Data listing
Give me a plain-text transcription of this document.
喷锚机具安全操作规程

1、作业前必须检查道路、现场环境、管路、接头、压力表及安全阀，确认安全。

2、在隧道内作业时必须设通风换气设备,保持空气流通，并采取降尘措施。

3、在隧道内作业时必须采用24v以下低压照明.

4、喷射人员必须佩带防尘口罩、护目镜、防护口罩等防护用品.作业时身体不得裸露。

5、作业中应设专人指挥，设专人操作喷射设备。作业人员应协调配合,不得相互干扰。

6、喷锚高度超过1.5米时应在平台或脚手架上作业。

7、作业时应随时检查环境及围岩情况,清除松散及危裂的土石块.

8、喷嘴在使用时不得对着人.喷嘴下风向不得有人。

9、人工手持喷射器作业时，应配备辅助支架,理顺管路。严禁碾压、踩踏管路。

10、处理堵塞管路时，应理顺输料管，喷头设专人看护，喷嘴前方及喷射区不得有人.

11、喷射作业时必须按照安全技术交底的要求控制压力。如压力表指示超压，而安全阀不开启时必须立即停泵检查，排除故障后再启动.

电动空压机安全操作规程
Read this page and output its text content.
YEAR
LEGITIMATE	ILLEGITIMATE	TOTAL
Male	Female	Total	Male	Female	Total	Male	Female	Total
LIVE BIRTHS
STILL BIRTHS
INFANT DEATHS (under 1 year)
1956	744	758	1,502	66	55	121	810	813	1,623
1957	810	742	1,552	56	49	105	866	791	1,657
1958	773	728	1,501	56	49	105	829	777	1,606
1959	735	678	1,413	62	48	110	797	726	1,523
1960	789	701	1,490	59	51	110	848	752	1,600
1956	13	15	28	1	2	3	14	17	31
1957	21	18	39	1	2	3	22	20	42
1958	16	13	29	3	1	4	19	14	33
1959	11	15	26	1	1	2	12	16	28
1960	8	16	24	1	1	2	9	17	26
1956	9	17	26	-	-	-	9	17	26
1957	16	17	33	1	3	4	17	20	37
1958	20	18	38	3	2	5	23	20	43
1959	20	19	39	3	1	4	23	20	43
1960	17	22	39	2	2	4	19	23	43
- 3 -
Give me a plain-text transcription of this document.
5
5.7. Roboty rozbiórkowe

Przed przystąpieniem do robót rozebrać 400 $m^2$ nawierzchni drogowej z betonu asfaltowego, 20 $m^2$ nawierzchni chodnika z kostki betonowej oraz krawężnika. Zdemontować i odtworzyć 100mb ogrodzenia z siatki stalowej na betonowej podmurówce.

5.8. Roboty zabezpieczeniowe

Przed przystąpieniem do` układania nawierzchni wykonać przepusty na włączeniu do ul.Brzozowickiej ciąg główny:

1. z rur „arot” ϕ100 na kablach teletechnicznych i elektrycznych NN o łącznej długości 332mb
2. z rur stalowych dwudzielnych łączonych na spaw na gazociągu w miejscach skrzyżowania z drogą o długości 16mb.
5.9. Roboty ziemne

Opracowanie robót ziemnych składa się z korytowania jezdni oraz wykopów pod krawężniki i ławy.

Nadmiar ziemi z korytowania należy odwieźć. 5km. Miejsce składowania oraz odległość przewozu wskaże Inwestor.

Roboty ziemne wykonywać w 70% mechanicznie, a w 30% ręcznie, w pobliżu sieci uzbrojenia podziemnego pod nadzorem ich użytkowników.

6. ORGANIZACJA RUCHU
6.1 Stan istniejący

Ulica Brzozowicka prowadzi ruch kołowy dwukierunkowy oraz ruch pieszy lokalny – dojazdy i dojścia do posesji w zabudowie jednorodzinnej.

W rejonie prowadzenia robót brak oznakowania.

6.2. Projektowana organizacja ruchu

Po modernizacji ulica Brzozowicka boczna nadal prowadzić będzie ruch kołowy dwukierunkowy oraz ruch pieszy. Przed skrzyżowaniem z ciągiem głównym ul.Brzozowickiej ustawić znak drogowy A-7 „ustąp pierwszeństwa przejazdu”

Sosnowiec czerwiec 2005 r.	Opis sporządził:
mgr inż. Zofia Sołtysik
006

SET EXERCISE: Tally the lines containing "korytowania". Provide the number without any other words.

WORKED ANSWER: 2